Your goal: In the records that follow, count the lines where the string "letter" appears, and give the count with nothing added.

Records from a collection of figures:
---------------

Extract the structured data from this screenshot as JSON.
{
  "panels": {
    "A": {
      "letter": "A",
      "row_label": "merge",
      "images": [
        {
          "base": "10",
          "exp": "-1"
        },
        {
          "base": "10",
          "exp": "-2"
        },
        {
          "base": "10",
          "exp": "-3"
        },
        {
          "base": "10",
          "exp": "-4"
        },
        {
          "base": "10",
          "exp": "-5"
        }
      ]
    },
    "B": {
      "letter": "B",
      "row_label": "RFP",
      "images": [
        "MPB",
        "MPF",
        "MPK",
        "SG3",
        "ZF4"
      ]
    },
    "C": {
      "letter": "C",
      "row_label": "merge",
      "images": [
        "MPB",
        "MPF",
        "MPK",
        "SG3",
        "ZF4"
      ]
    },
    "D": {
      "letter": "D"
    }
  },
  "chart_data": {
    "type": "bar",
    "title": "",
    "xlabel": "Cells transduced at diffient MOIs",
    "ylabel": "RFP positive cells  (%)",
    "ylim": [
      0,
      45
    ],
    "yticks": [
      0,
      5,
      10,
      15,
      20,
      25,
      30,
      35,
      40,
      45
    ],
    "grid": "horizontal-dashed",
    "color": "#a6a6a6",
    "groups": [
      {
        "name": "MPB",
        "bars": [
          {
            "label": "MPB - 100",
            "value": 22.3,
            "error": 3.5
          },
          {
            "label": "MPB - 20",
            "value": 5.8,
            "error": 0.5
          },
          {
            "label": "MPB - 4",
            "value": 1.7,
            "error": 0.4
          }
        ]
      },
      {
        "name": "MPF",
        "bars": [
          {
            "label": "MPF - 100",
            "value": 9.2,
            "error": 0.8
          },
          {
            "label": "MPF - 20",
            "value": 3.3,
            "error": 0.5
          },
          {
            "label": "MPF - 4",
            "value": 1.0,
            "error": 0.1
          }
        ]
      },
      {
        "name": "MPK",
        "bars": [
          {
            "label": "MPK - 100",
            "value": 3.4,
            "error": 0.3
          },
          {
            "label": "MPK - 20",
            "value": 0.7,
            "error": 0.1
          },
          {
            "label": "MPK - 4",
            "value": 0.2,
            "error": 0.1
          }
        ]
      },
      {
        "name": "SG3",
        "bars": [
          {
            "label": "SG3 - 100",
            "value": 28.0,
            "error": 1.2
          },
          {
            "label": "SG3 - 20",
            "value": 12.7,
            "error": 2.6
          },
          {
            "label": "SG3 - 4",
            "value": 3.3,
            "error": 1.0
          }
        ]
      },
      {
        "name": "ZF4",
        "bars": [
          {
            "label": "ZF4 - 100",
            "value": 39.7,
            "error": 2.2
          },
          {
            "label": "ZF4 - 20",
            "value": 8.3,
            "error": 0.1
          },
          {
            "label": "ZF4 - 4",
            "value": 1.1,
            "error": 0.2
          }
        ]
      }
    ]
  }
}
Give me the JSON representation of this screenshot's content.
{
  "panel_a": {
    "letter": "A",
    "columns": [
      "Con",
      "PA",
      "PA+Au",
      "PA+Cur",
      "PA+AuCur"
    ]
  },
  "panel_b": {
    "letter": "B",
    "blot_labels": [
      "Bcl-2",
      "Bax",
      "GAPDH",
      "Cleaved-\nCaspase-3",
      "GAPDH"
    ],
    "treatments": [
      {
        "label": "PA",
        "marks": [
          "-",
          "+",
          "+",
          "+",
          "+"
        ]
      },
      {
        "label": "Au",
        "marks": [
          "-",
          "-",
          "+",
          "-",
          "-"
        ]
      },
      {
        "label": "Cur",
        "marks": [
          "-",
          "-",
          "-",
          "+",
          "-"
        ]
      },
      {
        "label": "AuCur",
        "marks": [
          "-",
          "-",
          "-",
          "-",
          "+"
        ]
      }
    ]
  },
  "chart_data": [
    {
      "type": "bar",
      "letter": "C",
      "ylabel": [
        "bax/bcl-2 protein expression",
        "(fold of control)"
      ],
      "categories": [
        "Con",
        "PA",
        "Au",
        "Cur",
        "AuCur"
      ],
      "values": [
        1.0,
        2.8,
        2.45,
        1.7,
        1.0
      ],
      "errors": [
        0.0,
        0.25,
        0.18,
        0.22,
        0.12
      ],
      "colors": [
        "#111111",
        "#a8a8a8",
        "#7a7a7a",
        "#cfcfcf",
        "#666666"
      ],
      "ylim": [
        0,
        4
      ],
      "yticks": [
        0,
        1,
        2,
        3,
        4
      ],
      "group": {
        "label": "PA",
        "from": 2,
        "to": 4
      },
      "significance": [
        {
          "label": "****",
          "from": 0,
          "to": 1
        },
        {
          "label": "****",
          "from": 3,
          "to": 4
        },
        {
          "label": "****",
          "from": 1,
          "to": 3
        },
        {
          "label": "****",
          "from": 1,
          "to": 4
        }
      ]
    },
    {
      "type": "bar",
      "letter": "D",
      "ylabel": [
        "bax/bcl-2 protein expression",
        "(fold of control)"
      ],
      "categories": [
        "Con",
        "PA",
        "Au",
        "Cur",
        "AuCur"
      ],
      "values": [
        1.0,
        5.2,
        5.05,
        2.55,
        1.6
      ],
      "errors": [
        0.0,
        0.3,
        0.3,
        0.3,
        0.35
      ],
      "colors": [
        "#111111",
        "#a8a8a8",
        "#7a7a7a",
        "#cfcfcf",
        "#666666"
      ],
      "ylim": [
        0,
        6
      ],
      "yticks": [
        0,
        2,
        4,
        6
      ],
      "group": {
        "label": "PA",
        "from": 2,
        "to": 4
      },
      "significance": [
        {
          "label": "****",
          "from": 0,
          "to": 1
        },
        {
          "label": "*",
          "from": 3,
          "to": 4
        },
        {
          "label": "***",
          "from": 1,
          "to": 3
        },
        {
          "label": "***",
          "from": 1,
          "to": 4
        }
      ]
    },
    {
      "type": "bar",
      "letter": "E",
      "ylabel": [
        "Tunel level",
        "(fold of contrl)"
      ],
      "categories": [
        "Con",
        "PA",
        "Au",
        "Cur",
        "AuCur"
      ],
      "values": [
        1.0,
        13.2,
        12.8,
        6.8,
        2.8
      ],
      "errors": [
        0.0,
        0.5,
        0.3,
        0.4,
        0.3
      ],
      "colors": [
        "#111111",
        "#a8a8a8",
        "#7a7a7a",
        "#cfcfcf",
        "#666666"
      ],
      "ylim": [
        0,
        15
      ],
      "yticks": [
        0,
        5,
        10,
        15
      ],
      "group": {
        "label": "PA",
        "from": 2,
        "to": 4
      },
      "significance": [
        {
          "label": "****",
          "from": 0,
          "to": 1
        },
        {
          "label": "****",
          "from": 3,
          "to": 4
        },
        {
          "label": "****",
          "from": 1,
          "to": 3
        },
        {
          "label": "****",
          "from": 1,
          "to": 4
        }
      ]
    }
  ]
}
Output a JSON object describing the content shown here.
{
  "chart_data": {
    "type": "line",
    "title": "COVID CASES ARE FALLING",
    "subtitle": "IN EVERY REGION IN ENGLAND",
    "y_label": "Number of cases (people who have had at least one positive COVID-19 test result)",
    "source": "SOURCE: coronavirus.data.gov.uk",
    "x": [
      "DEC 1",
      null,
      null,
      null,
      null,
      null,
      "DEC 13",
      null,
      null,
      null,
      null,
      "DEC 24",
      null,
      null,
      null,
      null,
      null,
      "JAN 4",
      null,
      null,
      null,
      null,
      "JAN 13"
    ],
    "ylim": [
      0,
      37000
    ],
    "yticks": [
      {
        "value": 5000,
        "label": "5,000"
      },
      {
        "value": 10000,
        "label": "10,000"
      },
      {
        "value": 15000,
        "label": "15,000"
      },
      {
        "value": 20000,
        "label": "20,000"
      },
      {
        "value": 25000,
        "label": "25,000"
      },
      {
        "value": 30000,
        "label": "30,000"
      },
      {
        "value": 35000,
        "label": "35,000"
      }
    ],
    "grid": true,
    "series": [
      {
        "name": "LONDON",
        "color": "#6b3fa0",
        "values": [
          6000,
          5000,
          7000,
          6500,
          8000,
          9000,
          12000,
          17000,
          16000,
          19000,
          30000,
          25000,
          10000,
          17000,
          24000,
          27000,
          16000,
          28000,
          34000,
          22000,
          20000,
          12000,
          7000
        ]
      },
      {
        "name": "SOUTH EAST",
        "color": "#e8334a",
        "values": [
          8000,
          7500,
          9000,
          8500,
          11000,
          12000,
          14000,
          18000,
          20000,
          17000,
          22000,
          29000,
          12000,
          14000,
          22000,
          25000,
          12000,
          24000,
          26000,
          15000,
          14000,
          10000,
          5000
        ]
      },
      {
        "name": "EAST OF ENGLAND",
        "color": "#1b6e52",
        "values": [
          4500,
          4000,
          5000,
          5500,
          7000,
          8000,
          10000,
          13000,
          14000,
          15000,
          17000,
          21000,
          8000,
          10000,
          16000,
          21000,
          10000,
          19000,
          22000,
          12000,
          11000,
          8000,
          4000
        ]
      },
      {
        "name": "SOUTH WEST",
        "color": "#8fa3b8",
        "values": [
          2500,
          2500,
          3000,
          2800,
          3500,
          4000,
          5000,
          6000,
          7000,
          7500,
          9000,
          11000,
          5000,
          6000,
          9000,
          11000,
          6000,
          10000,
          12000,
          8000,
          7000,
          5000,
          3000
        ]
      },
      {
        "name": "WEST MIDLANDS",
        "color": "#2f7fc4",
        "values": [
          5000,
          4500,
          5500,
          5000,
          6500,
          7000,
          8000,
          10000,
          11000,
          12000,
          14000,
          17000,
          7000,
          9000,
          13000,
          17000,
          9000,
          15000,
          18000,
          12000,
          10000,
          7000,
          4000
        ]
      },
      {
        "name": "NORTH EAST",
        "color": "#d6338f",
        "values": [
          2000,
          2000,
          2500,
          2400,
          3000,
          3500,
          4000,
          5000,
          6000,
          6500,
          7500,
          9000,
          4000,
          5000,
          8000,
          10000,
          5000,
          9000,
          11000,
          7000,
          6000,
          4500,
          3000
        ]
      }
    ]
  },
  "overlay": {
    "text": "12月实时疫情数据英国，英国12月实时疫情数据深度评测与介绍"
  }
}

---------------

Solution for this problem: 9